YOUR INSTRUCTIONS -> Could you write out every entry exactly as it stands?

— Start of RECORDS PROVIDED —

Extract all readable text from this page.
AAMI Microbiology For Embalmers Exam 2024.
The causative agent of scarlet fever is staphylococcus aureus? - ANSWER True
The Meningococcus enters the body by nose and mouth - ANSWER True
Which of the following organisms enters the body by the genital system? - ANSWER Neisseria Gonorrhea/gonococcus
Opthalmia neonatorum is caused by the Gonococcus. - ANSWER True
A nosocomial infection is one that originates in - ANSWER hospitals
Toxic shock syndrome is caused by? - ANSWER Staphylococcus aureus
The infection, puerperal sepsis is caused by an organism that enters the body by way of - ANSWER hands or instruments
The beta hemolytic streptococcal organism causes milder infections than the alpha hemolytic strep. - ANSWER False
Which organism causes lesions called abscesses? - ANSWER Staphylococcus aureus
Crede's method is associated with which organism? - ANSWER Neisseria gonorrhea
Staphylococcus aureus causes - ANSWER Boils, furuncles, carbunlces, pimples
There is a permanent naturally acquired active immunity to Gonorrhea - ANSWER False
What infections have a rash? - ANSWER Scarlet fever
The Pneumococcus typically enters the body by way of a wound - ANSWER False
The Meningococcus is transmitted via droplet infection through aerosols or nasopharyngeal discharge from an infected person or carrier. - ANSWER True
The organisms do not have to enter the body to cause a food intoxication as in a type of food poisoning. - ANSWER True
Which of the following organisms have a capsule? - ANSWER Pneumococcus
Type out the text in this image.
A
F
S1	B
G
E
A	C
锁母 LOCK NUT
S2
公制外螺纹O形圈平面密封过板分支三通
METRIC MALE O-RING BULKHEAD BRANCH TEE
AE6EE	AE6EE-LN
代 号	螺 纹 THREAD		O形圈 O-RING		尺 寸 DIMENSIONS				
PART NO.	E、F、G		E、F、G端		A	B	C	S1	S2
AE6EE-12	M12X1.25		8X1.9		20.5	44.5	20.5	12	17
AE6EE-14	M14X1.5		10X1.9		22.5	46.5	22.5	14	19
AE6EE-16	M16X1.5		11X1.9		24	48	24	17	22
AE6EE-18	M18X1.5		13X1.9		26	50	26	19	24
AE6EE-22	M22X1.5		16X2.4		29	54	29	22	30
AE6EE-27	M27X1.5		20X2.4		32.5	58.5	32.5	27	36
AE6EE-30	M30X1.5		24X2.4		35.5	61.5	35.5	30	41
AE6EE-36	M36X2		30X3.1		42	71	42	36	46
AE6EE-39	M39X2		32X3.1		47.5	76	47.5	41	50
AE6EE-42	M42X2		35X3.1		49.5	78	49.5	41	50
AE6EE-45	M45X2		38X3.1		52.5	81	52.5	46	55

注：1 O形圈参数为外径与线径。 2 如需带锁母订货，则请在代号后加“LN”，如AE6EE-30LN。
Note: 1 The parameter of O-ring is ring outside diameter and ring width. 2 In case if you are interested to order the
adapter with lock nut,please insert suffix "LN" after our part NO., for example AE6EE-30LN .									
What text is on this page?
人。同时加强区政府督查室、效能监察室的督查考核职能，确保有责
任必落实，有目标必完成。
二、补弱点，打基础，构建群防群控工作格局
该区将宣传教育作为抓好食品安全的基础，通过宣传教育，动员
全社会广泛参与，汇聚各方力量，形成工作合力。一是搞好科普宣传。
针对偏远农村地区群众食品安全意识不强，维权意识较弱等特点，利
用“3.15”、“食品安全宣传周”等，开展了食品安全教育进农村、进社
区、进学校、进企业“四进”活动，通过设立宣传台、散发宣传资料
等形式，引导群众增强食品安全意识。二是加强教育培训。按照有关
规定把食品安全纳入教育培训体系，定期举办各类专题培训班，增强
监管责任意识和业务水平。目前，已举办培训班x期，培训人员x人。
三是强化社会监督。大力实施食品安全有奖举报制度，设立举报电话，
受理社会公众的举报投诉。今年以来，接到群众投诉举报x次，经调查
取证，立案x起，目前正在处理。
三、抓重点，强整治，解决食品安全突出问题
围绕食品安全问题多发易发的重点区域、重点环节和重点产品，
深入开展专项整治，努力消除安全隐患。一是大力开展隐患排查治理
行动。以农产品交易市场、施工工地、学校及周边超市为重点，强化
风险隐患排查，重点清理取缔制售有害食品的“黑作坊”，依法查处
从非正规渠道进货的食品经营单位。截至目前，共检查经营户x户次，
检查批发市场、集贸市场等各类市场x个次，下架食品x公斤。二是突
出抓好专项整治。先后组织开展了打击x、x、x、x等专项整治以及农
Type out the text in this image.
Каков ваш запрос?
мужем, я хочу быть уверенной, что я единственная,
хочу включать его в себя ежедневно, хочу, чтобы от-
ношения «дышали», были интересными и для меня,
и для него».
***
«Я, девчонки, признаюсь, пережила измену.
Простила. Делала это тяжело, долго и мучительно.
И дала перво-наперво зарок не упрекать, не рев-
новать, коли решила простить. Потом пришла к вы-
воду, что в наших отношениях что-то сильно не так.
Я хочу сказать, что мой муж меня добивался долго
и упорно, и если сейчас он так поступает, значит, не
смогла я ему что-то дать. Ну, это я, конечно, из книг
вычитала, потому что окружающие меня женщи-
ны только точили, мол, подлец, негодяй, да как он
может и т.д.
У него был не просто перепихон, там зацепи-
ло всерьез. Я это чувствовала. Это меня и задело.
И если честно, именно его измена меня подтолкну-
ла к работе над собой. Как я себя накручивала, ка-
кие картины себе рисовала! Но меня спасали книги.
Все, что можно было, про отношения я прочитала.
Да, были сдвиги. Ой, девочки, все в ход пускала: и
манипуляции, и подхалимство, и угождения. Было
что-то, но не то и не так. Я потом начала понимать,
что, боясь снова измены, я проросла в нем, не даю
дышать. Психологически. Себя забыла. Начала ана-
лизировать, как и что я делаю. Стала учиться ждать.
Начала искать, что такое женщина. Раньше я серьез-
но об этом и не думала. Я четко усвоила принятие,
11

— End of RECORDS PROVIDED —

TASK OUTPUT ->
Extract all readable text from this page.
AAMI Microbiology For Embalmers Exam 2024.
The causative agent of scarlet fever is staphylococcus aureus? - ANSWER True
The Meningococcus enters the body by nose and mouth - ANSWER True
Which of the following organisms enters the body by the genital system? - ANSWER Neisseria Gonorrhea/gonococcus
Opthalmia neonatorum is caused by the Gonococcus. - ANSWER True
A nosocomial infection is one that originates in - ANSWER hospitals
Toxic shock syndrome is caused by? - ANSWER Staphylococcus aureus
The infection, puerperal sepsis is caused by an organism that enters the body by way of - ANSWER hands or instruments
The beta hemolytic streptococcal organism causes milder infections than the alpha hemolytic strep. - ANSWER False
Which organism causes lesions called abscesses? - ANSWER Staphylococcus aureus
Crede's method is associated with which organism? - ANSWER Neisseria gonorrhea
Staphylococcus aureus causes - ANSWER Boils, furuncles, carbunlces, pimples
There is a permanent naturally acquired active immunity to Gonorrhea - ANSWER False
What infections have a rash? - ANSWER Scarlet fever
The Pneumococcus typically enters the body by way of a wound - ANSWER False
The Meningococcus is transmitted via droplet infection through aerosols or nasopharyngeal discharge from an infected person or carrier. - ANSWER True
The organisms do not have to enter the body to cause a food intoxication as in a type of food poisoning. - ANSWER True
Which of the following organisms have a capsule? - ANSWER Pneumococcus
Type out the text in this image.
A
F
S1	B
G
E
A	C
锁母 LOCK NUT
S2
公制外螺纹O形圈平面密封过板分支三通
METRIC MALE O-RING BULKHEAD BRANCH TEE
AE6EE	AE6EE-LN
代 号	螺 纹 THREAD		O形圈 O-RING		尺 寸 DIMENSIONS				
PART NO.	E、F、G		E、F、G端		A	B	C	S1	S2
AE6EE-12	M12X1.25		8X1.9		20.5	44.5	20.5	12	17
AE6EE-14	M14X1.5		10X1.9		22.5	46.5	22.5	14	19
AE6EE-16	M16X1.5		11X1.9		24	48	24	17	22
AE6EE-18	M18X1.5		13X1.9		26	50	26	19	24
AE6EE-22	M22X1.5		16X2.4		29	54	29	22	30
AE6EE-27	M27X1.5		20X2.4		32.5	58.5	32.5	27	36
AE6EE-30	M30X1.5		24X2.4		35.5	61.5	35.5	30	41
AE6EE-36	M36X2		30X3.1		42	71	42	36	46
AE6EE-39	M39X2		32X3.1		47.5	76	47.5	41	50
AE6EE-42	M42X2		35X3.1		49.5	78	49.5	41	50
AE6EE-45	M45X2		38X3.1		52.5	81	52.5	46	55

注：1 O形圈参数为外径与线径。 2 如需带锁母订货，则请在代号后加“LN”，如AE6EE-30LN。
Note: 1 The parameter of O-ring is ring outside diameter and ring width. 2 In case if you are interested to order the
adapter with lock nut,please insert suffix "LN" after our part NO., for example AE6EE-30LN .									
What text is on this page?
人。同时加强区政府督查室、效能监察室的督查考核职能，确保有责
任必落实，有目标必完成。
二、补弱点，打基础，构建群防群控工作格局
该区将宣传教育作为抓好食品安全的基础，通过宣传教育，动员
全社会广泛参与，汇聚各方力量，形成工作合力。一是搞好科普宣传。
针对偏远农村地区群众食品安全意识不强，维权意识较弱等特点，利
用“3.15”、“食品安全宣传周”等，开展了食品安全教育进农村、进社
区、进学校、进企业“四进”活动，通过设立宣传台、散发宣传资料
等形式，引导群众增强食品安全意识。二是加强教育培训。按照有关
规定把食品安全纳入教育培训体系，定期举办各类专题培训班，增强
监管责任意识和业务水平。目前，已举办培训班x期，培训人员x人。
三是强化社会监督。大力实施食品安全有奖举报制度，设立举报电话，
受理社会公众的举报投诉。今年以来，接到群众投诉举报x次，经调查
取证，立案x起，目前正在处理。
三、抓重点，强整治，解决食品安全突出问题
围绕食品安全问题多发易发的重点区域、重点环节和重点产品，
深入开展专项整治，努力消除安全隐患。一是大力开展隐患排查治理
行动。以农产品交易市场、施工工地、学校及周边超市为重点，强化
风险隐患排查，重点清理取缔制售有害食品的“黑作坊”，依法查处
从非正规渠道进货的食品经营单位。截至目前，共检查经营户x户次，
检查批发市场、集贸市场等各类市场x个次，下架食品x公斤。二是突
出抓好专项整治。先后组织开展了打击x、x、x、x等专项整治以及农
Type out the text in this image.
Каков ваш запрос?
мужем, я хочу быть уверенной, что я единственная,
хочу включать его в себя ежедневно, хочу, чтобы от-
ношения «дышали», были интересными и для меня,
и для него».
***
«Я, девчонки, признаюсь, пережила измену.
Простила. Делала это тяжело, долго и мучительно.
И дала перво-наперво зарок не упрекать, не рев-
новать, коли решила простить. Потом пришла к вы-
воду, что в наших отношениях что-то сильно не так.
Я хочу сказать, что мой муж меня добивался долго
и упорно, и если сейчас он так поступает, значит, не
смогла я ему что-то дать. Ну, это я, конечно, из книг
вычитала, потому что окружающие меня женщи-
ны только точили, мол, подлец, негодяй, да как он
может и т.д.
У него был не просто перепихон, там зацепи-
ло всерьез. Я это чувствовала. Это меня и задело.
И если честно, именно его измена меня подтолкну-
ла к работе над собой. Как я себя накручивала, ка-
кие картины себе рисовала! Но меня спасали книги.
Все, что можно было, про отношения я прочитала.
Да, были сдвиги. Ой, девочки, все в ход пускала: и
манипуляции, и подхалимство, и угождения. Было
что-то, но не то и не так. Я потом начала понимать,
что, боясь снова измены, я проросла в нем, не даю
дышать. Психологически. Себя забыла. Начала ана-
лизировать, как и что я делаю. Стала учиться ждать.
Начала искать, что такое женщина. Раньше я серьез-
но об этом и не думала. Я четко усвоила принятие,
11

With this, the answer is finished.